• DATASET EXTRACT

--------------------

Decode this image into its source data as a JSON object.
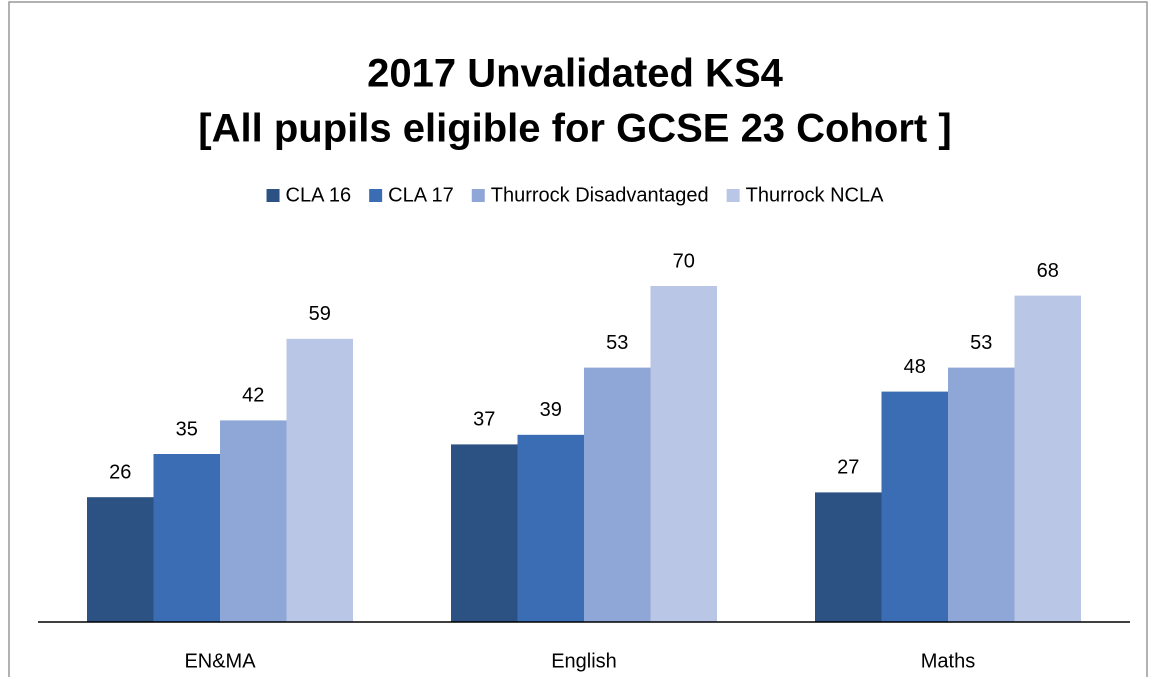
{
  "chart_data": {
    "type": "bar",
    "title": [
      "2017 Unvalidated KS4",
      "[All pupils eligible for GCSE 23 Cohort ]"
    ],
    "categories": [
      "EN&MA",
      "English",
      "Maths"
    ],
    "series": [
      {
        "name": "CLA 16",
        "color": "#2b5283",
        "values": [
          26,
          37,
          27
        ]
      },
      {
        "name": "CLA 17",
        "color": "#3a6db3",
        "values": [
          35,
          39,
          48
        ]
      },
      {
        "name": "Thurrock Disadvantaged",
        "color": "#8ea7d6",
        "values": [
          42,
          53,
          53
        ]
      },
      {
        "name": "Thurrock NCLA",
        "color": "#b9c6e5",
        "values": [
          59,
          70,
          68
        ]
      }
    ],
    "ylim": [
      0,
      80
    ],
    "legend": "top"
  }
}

--------------------

• GIVEN EXERCISE
Note every line above where the string "name" shows up, and copy those lines.

• RESULT OF THIS TASK
        "name": "CLA 16",
        "name": "CLA 17",
        "name": "Thurrock Disadvantaged",
        "name": "Thurrock NCLA",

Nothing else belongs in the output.